* [BRIEF]:
List every line in this data where the string "Step" occurs.

* [DATA FOR THE TASK]:
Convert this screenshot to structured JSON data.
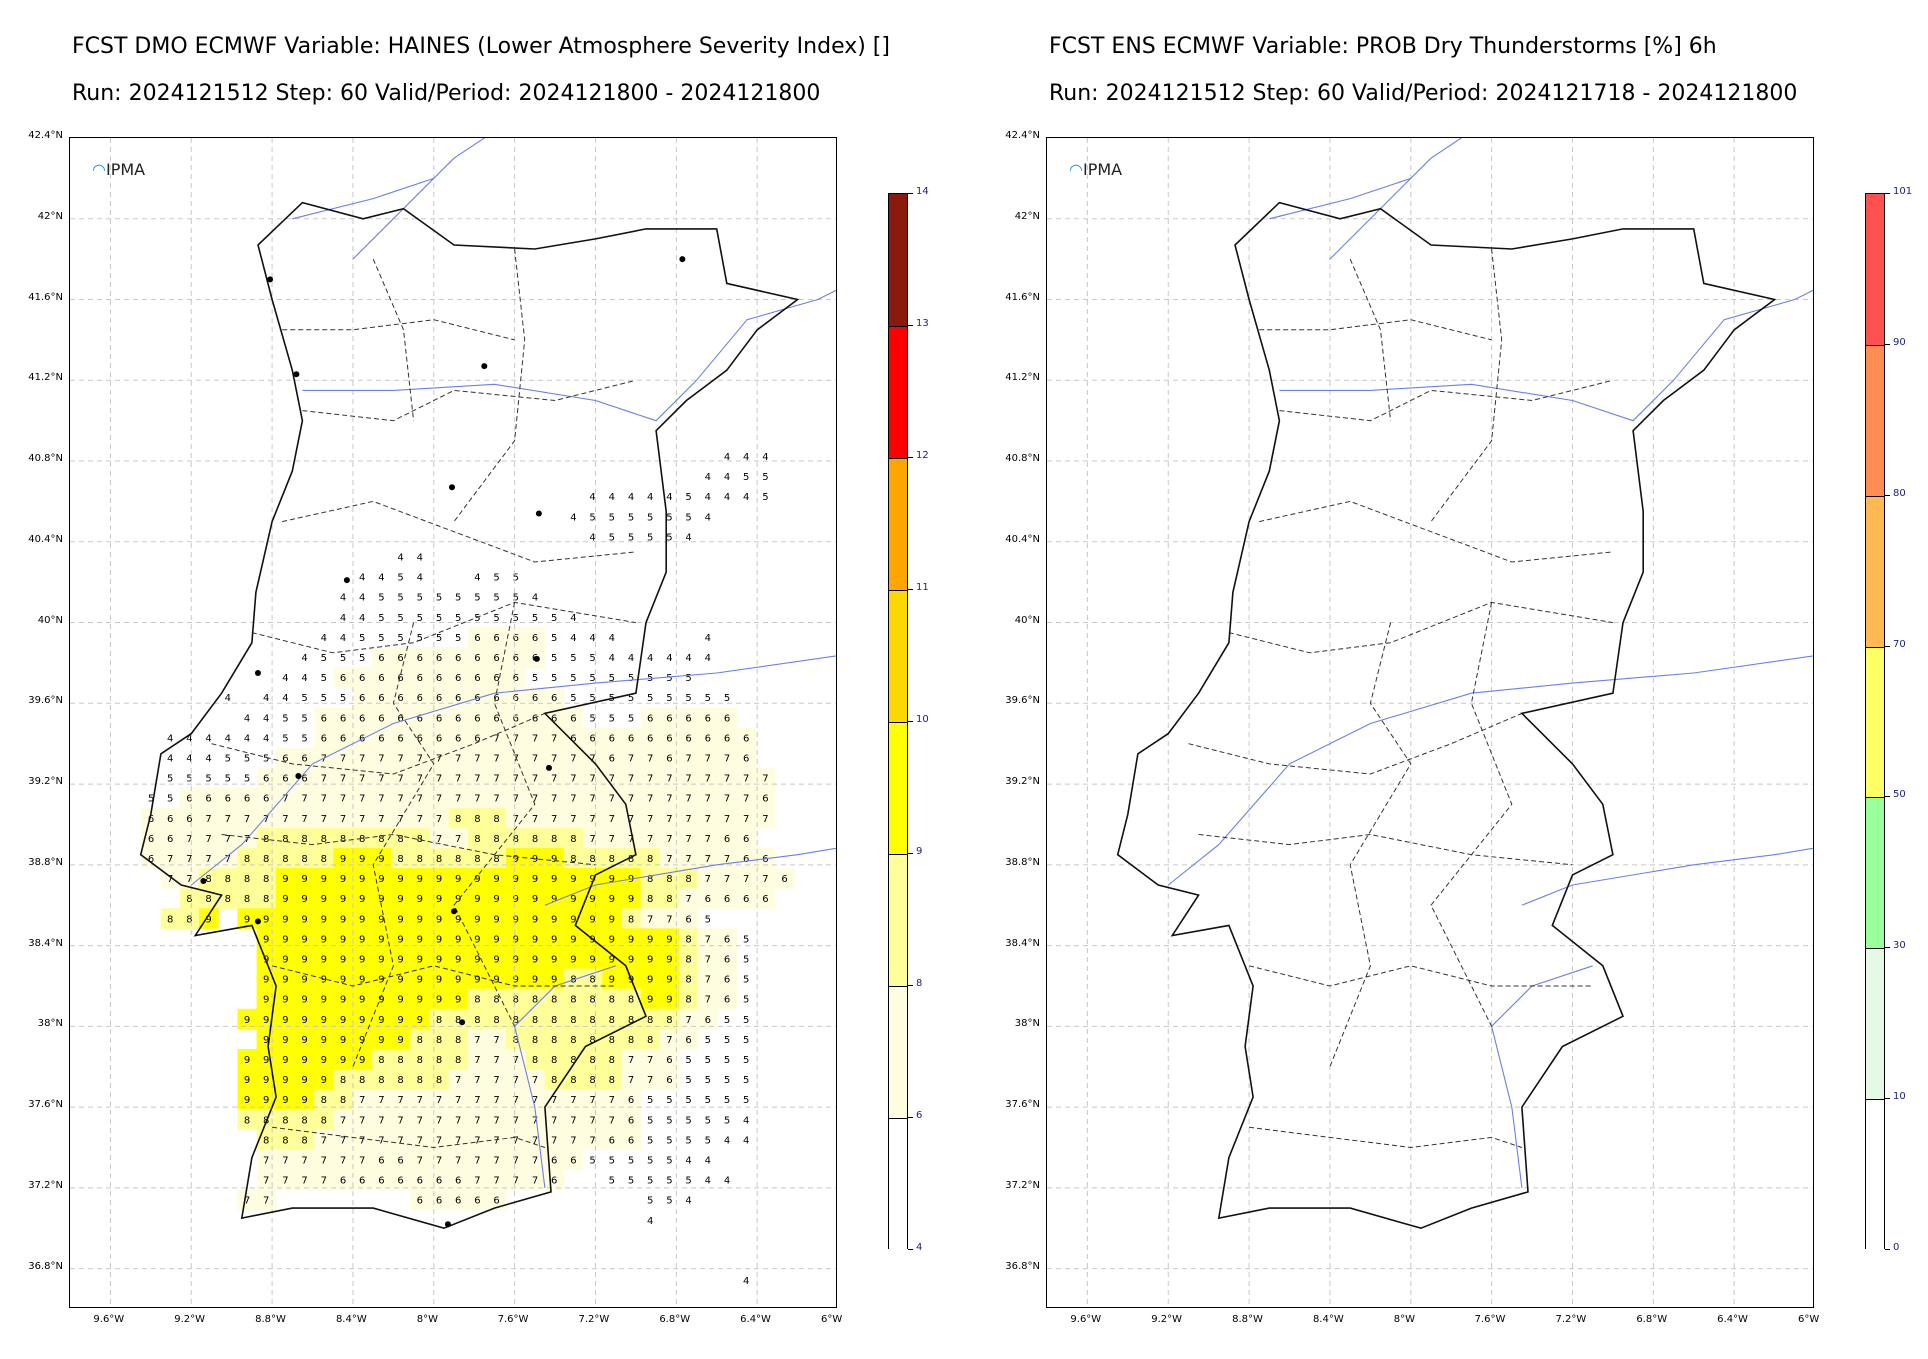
{
  "panels": [
    {
      "title_line1": "FCST DMO ECMWF Variable: HAINES (Lower Atmosphere Severity Index) []",
      "title_line2": "Run: 2024121512 Step: 60 Valid/Period: 2024121800 - 2024121800",
      "logo": "IPMA",
      "colorbar": {
        "ticks": [
          "14",
          "13",
          "12",
          "11",
          "10",
          "9",
          "8",
          "6",
          "4"
        ],
        "colors": [
          "#8b1a0e",
          "#ff0000",
          "#ffa500",
          "#ffd700",
          "#ffff00",
          "#ffff99",
          "#fffde0",
          "#ffffff"
        ]
      },
      "grid_values": [
        {
          "row": 0,
          "start_col": 30,
          "values": "4 4 4"
        },
        {
          "row": 1,
          "start_col": 29,
          "values": "4 4 5 5"
        },
        {
          "row": 2,
          "start_col": 23,
          "values": "4 4 4 4 4 5 4 4 4 5"
        },
        {
          "row": 3,
          "start_col": 22,
          "values": "4 5 5 5 5 5 5 4"
        },
        {
          "row": 4,
          "start_col": 23,
          "values": "4 5 5 5 5 4"
        },
        {
          "row": 5,
          "start_col": 13,
          "values": "4 4"
        },
        {
          "row": 6,
          "start_col": 11,
          "values": "4 4 5 4 _ _ 4 5 5"
        },
        {
          "row": 7,
          "start_col": 10,
          "values": "4 4 5 5 5 5 5 5 5 5 4"
        },
        {
          "row": 8,
          "start_col": 10,
          "values": "4 4 5 5 5 5 5 5 5 5 5 5 4"
        },
        {
          "row": 9,
          "start_col": 9,
          "values": "4 4 5 5 5 5 5 5 6 6 6 6 5 4 4 4 _ _ _ _ 4"
        },
        {
          "row": 10,
          "start_col": 8,
          "values": "4 5 5 5 6 6 6 6 6 6 6 6 6 5 5 5 4 4 4 4 4 4"
        },
        {
          "row": 11,
          "start_col": 7,
          "values": "4 4 5 6 6 6 6 6 6 6 6 6 6 5 5 5 5 5 5 5 5 5"
        },
        {
          "row": 12,
          "start_col": 4,
          "values": "4 _ 4 4 5 5 5 6 6 6 6 6 6 6 6 6 6 6 5 5 5 5 5 5 5 5 5"
        },
        {
          "row": 13,
          "start_col": 5,
          "values": "4 4 5 5 6 6 6 6 6 6 6 6 6 6 6 6 6 6 5 5 5 6 6 6 6 6"
        },
        {
          "row": 14,
          "start_col": 1,
          "values": "4 4 4 4 4 4 5 5 6 6 6 6 6 6 6 6 6 7 7 7 7 6 6 6 6 6 6 6 6 6 6"
        },
        {
          "row": 15,
          "start_col": 1,
          "values": "4 4 4 5 5 5 6 6 7 7 7 7 7 7 7 7 7 7 7 7 7 7 7 6 7 7 6 7 7 7 6"
        },
        {
          "row": 16,
          "start_col": 1,
          "values": "5 5 5 5 5 6 6 6 7 7 7 7 7 7 7 7 7 7 7 7 7 7 7 7 7 7 7 7 7 7 7 7"
        },
        {
          "row": 17,
          "start_col": 0,
          "values": "5 5 6 6 6 6 6 7 7 7 7 7 7 7 7 7 7 7 7 7 7 7 7 7 7 7 7 7 7 7 7 7 6"
        },
        {
          "row": 18,
          "start_col": 0,
          "values": "6 6 6 7 7 7 7 7 7 7 7 7 7 7 7 7 8 8 8 7 7 7 7 7 7 7 7 7 7 7 7 7 7"
        },
        {
          "row": 19,
          "start_col": 0,
          "values": "6 6 7 7 7 7 8 8 8 8 8 8 8 8 8 7 7 8 8 8 8 8 8 7 7 7 7 7 7 7 6 6"
        },
        {
          "row": 20,
          "start_col": 0,
          "values": "6 7 7 7 7 8 8 8 8 8 9 9 9 8 8 8 8 8 8 9 9 9 8 8 8 8 8 7 7 7 7 6 6"
        },
        {
          "row": 21,
          "start_col": 1,
          "values": "7 7 8 8 8 8 9 9 9 9 9 9 9 9 9 9 9 9 9 9 9 9 9 9 9 8 8 8 7 7 7 7 6"
        },
        {
          "row": 22,
          "start_col": 2,
          "values": "8 8 8 8 8 9 9 9 9 9 9 9 9 9 9 9 9 9 9 9 9 9 9 9 8 8 7 6 6 6 6"
        },
        {
          "row": 23,
          "start_col": 1,
          "values": "8 8 9 _ 9 9 9 9 9 9 9 9 9 9 9 9 9 9 9 9 9 9 9 9 8 7 7 6 5"
        },
        {
          "row": 24,
          "start_col": 6,
          "values": "9 9 9 9 9 9 9 9 9 9 9 9 9 9 9 9 9 9 9 9 9 9 8 7 6 5"
        },
        {
          "row": 25,
          "start_col": 6,
          "values": "9 9 9 9 9 9 9 9 9 9 9 9 9 9 9 9 9 9 9 9 9 9 8 7 6 5"
        },
        {
          "row": 26,
          "start_col": 6,
          "values": "9 9 9 9 9 9 9 9 9 9 9 9 9 9 9 9 8 8 9 9 9 9 8 7 6 5"
        },
        {
          "row": 27,
          "start_col": 6,
          "values": "9 9 9 9 9 9 9 9 9 9 9 8 8 8 8 8 8 8 8 8 9 9 8 7 6 5"
        },
        {
          "row": 28,
          "start_col": 5,
          "values": "9 9 9 9 9 9 9 9 9 9 8 8 8 8 8 8 8 8 8 8 8 8 8 7 6 5 5"
        },
        {
          "row": 29,
          "start_col": 6,
          "values": "9 9 9 9 9 9 9 9 8 8 8 7 7 8 8 8 8 8 8 8 8 7 6 5 5 5"
        },
        {
          "row": 30,
          "start_col": 5,
          "values": "9 9 9 9 9 9 9 8 8 8 8 8 7 7 7 8 8 8 8 8 7 7 6 5 5 5 5"
        },
        {
          "row": 31,
          "start_col": 5,
          "values": "9 9 9 9 9 8 8 8 8 8 8 7 7 7 7 7 8 8 8 8 7 7 6 5 5 5 5"
        },
        {
          "row": 32,
          "start_col": 5,
          "values": "9 9 9 9 8 8 7 7 7 7 7 7 7 7 7 7 7 7 7 7 6 5 5 5 5 5 5"
        },
        {
          "row": 33,
          "start_col": 5,
          "values": "8 8 8 8 8 7 7 7 7 7 7 7 7 7 7 7 7 7 7 7 6 5 5 5 5 5 4"
        },
        {
          "row": 34,
          "start_col": 6,
          "values": "8 8 8 7 7 7 7 7 7 7 7 7 7 7 7 7 7 7 6 6 5 5 5 5 4 4"
        },
        {
          "row": 35,
          "start_col": 6,
          "values": "7 7 7 7 7 7 6 6 7 7 7 7 7 7 7 6 6 5 5 5 5 5 4 4"
        },
        {
          "row": 36,
          "start_col": 6,
          "values": "7 7 7 7 6 6 6 6 6 6 6 7 7 7 7 6 _ _ 5 5 5 5 5 4 4"
        },
        {
          "row": 37,
          "start_col": 5,
          "values": "7 7 _ _ _ _ _ _ _ 6 6 6 6 6 _ _ _ _ _ _ _ 5 5 4"
        },
        {
          "row": 38,
          "start_col": 26,
          "values": "4"
        },
        {
          "row": 41,
          "start_col": 31,
          "values": "4"
        }
      ]
    },
    {
      "title_line1": "FCST ENS ECMWF Variable: PROB Dry Thunderstorms [%] 6h",
      "title_line2": "Run: 2024121512 Step: 60 Valid/Period: 2024121718 - 2024121800",
      "logo": "IPMA",
      "colorbar": {
        "ticks": [
          "101",
          "90",
          "80",
          "70",
          "50",
          "30",
          "10",
          "0"
        ],
        "colors": [
          "#ff5050",
          "#ff8c50",
          "#ffb950",
          "#ffff66",
          "#99ff99",
          "#e5f9e5",
          "#ffffff"
        ]
      }
    }
  ],
  "axes": {
    "lat_labels": [
      "42.4°N",
      "42°N",
      "41.6°N",
      "41.2°N",
      "40.8°N",
      "40.4°N",
      "40°N",
      "39.6°N",
      "39.2°N",
      "38.8°N",
      "38.4°N",
      "38°N",
      "37.6°N",
      "37.2°N",
      "36.8°N"
    ],
    "lon_labels": [
      "9.6°W",
      "9.2°W",
      "8.8°W",
      "8.4°W",
      "8°W",
      "7.6°W",
      "7.2°W",
      "6.8°W",
      "6.4°W",
      "6°W"
    ]
  }
}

* [SOLUTION FOR THIS TASK]:
      "title_line2": "Run: 2024121512 Step: 60 Valid/Period: 2024121800 - 2024121800",
      "title_line2": "Run: 2024121512 Step: 60 Valid/Period: 2024121718 - 2024121800",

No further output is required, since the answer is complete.